## [Given problem A]
Reproduce the rows from the line with "Detect and localize" to the line with "443, 124, 460]", including both of those lines, and leave out any pictures.

## BEGIN Document section

There are a lot of “Solos” sung by our Protestant brethren: Sola Fide (saved by faith alone); Sola Scriptura (Scripture alone is the rule of faith); sola gratia(grace works alone). (See the Protestant Logo to the right). Generally one ought to be suspicious and careful of claims that things work alone. It is our usual experience that things work together in harmony with other things and are interrelated. Very seldom is anyone or anything alone.
The problem of the “solos” emerges, it seems to me, in our minds where it is possible to separate things out. But the fact is, just because we can separate out something in our mind does not mean that we can separate it in reality. Consider a candle flame for a moment. In my mind I can separate the heat of the flame from the Light of the flame. But in reality I could never take a knife and put the heat over to one side and the light off to the other. In reality the heat and light are inseparable, so together as to be one.

## END Document section

## [Given problem B]
In the passage on the Protestant "solos," which two things about a candle flame can be separated in the mind but not in reality?

## BEGIN Dataset excerpts

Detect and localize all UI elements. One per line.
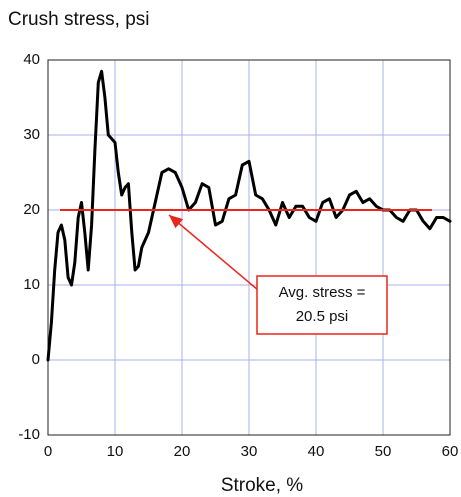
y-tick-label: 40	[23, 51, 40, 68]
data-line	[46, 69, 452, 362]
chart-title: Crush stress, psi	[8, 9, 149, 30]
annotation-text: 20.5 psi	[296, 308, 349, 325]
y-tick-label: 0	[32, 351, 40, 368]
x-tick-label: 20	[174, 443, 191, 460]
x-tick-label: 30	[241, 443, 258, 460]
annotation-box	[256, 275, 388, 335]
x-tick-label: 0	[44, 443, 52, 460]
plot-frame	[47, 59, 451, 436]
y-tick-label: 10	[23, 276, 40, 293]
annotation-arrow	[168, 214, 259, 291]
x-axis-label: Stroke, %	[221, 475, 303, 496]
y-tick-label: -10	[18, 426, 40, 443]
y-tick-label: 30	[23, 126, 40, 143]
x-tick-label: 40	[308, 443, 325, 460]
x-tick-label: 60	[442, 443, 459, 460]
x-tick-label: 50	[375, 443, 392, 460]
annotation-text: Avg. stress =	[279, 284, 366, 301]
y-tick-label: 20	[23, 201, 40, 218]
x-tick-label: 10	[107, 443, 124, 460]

## END Dataset excerpts
## BEGIN Dataset excerpts

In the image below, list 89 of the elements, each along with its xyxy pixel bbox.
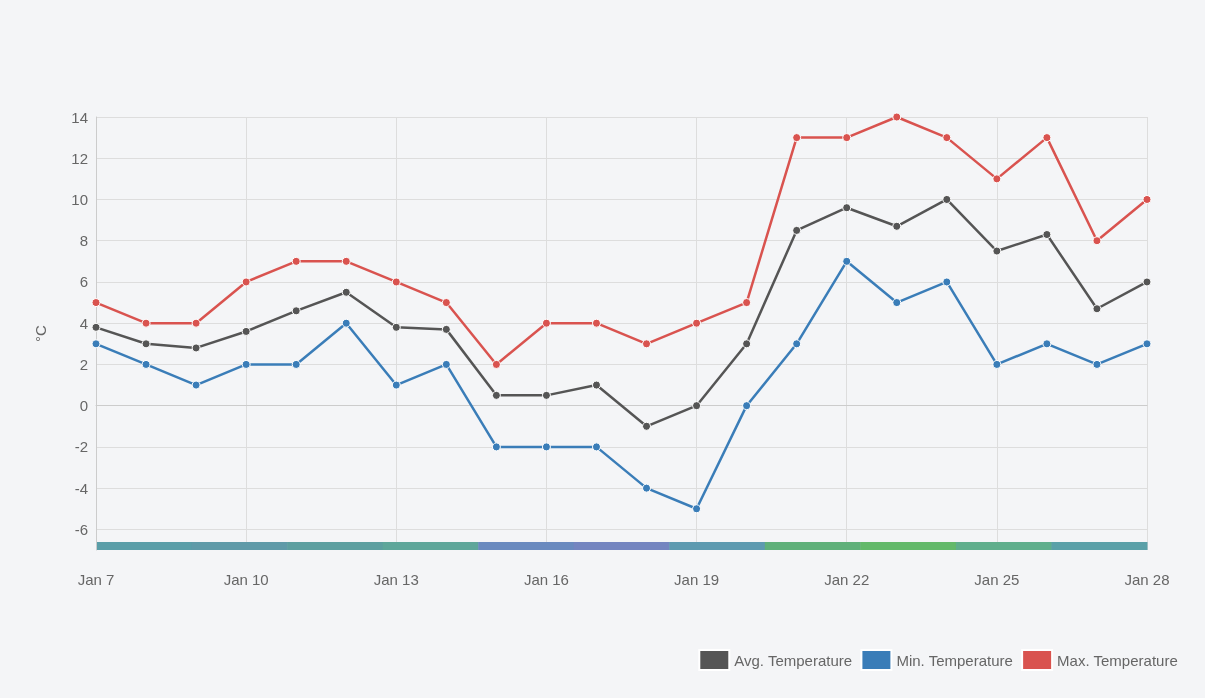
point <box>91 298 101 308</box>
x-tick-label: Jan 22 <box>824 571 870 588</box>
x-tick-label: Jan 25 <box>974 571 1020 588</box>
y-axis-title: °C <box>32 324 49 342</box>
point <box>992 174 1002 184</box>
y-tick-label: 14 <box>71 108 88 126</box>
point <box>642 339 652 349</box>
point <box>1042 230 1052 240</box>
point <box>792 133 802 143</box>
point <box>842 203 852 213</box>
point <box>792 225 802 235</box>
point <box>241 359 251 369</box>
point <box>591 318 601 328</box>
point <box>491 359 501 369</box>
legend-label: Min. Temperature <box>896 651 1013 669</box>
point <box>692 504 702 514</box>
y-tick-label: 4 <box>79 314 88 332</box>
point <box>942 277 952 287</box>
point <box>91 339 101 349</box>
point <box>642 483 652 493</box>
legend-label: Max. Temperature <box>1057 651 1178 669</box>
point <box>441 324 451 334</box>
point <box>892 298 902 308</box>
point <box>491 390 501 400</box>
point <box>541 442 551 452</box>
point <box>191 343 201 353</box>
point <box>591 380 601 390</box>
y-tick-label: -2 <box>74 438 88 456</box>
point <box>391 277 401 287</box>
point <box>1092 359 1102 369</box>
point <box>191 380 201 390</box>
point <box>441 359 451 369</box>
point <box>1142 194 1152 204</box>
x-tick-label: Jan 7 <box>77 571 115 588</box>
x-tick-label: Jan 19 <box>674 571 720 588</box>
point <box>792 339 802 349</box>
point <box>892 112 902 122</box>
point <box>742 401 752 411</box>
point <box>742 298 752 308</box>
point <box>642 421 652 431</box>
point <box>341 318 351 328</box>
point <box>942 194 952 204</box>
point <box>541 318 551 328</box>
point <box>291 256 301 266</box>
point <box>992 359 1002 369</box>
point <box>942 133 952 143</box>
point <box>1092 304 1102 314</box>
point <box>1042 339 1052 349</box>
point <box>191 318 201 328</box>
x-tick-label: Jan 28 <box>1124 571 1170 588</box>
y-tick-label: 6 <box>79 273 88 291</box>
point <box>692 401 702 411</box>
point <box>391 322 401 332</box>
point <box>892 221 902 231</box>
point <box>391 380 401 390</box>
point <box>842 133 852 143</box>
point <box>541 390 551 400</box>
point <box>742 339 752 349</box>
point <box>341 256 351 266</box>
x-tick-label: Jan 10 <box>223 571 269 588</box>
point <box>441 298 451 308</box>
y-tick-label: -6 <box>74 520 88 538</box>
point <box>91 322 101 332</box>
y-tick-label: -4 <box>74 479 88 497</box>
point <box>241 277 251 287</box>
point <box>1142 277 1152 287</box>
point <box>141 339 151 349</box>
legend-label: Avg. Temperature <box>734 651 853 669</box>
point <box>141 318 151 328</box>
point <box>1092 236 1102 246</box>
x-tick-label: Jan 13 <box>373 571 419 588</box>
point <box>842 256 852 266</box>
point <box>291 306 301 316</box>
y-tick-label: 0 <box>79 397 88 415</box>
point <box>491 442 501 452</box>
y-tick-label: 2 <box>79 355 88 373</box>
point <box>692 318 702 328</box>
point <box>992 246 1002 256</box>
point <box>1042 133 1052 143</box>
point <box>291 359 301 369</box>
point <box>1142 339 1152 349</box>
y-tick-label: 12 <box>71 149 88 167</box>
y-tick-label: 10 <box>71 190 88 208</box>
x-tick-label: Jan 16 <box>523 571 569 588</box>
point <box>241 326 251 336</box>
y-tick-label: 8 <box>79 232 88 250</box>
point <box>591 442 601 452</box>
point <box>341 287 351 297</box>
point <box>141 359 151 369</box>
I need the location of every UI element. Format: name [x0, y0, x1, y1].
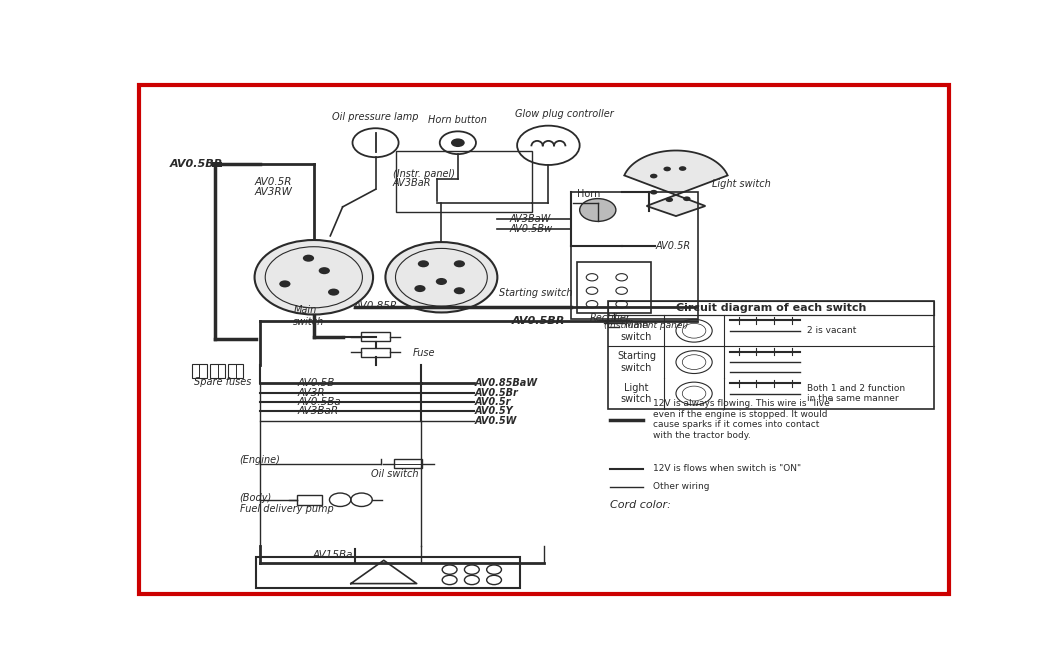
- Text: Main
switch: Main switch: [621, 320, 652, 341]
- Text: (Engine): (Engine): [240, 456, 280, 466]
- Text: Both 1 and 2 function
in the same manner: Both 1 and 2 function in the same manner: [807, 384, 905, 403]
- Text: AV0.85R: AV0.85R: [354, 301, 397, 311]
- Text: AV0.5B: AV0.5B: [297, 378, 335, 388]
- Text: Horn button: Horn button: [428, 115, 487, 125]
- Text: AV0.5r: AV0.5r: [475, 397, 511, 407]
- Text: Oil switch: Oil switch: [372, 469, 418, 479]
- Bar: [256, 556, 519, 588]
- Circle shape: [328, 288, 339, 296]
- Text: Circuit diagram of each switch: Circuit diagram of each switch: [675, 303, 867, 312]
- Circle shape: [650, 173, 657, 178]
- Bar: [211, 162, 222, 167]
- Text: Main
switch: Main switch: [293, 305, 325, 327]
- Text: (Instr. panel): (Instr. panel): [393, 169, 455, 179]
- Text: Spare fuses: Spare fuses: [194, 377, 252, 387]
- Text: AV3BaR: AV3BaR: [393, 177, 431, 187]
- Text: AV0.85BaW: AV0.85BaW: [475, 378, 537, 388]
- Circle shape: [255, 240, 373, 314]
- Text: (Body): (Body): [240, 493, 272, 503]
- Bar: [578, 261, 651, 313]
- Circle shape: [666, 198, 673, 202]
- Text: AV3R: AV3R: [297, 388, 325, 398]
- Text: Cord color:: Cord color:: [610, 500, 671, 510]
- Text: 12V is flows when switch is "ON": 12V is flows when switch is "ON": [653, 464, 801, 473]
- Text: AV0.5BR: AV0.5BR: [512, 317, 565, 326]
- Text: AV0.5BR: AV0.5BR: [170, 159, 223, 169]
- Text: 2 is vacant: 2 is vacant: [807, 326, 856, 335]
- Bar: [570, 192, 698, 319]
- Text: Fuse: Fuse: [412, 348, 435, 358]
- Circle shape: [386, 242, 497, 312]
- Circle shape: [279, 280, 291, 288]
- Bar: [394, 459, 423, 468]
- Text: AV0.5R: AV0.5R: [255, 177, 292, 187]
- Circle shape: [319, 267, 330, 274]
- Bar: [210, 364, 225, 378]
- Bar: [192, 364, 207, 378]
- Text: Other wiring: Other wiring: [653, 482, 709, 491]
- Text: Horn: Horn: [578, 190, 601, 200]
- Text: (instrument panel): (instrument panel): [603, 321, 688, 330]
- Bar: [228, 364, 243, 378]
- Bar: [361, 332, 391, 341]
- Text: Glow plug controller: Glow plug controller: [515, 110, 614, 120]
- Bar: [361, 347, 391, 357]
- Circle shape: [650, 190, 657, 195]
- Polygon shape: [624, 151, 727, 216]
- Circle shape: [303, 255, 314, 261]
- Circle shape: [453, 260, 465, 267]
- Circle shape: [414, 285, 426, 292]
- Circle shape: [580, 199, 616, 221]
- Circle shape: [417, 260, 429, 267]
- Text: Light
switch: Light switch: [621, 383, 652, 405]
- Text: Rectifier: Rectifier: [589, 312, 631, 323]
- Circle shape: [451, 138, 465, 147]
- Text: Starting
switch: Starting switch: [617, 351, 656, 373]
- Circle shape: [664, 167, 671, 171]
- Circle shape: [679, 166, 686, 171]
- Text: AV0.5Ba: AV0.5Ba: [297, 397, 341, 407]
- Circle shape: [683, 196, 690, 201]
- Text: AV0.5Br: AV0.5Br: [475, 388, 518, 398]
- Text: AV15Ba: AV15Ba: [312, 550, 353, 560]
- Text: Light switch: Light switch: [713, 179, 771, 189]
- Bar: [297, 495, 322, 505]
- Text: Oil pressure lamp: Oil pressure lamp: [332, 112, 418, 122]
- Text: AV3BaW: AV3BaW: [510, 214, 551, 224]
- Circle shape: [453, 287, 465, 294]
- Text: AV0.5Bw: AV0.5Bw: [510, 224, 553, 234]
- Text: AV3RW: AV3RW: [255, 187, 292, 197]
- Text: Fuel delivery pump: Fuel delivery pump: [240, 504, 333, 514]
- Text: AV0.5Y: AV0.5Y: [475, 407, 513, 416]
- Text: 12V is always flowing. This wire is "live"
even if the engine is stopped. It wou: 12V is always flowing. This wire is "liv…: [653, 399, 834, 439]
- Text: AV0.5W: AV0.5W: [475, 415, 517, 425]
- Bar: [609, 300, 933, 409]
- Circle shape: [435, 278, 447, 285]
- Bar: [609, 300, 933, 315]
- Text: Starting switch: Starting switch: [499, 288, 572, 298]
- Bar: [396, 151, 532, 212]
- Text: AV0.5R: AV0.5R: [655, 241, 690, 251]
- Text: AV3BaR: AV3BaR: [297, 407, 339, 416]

## END Dataset excerpts

## [Answer A]
Detect and localize all UI elements. One per line.
y-tick-label: 40	[23, 51, 40, 68]
data-line	[46, 69, 452, 362]
chart-title: Crush stress, psi	[8, 9, 149, 30]
annotation-text: 20.5 psi	[296, 308, 349, 325]
y-tick-label: 0	[32, 351, 40, 368]
x-tick-label: 20	[174, 443, 191, 460]
x-tick-label: 30	[241, 443, 258, 460]
annotation-box	[256, 275, 388, 335]
x-tick-label: 0	[44, 443, 52, 460]
plot-frame	[47, 59, 451, 436]
y-tick-label: 10	[23, 276, 40, 293]
annotation-arrow	[168, 214, 259, 291]
x-axis-label: Stroke, %	[221, 475, 303, 496]
y-tick-label: -10	[18, 426, 40, 443]
y-tick-label: 30	[23, 126, 40, 143]
x-tick-label: 40	[308, 443, 325, 460]
x-tick-label: 60	[442, 443, 459, 460]
x-tick-label: 50	[375, 443, 392, 460]
annotation-text: Avg. stress =	[279, 284, 366, 301]
y-tick-label: 20	[23, 201, 40, 218]
x-tick-label: 10	[107, 443, 124, 460]

## [Answer B]
The heat of the flame and its light.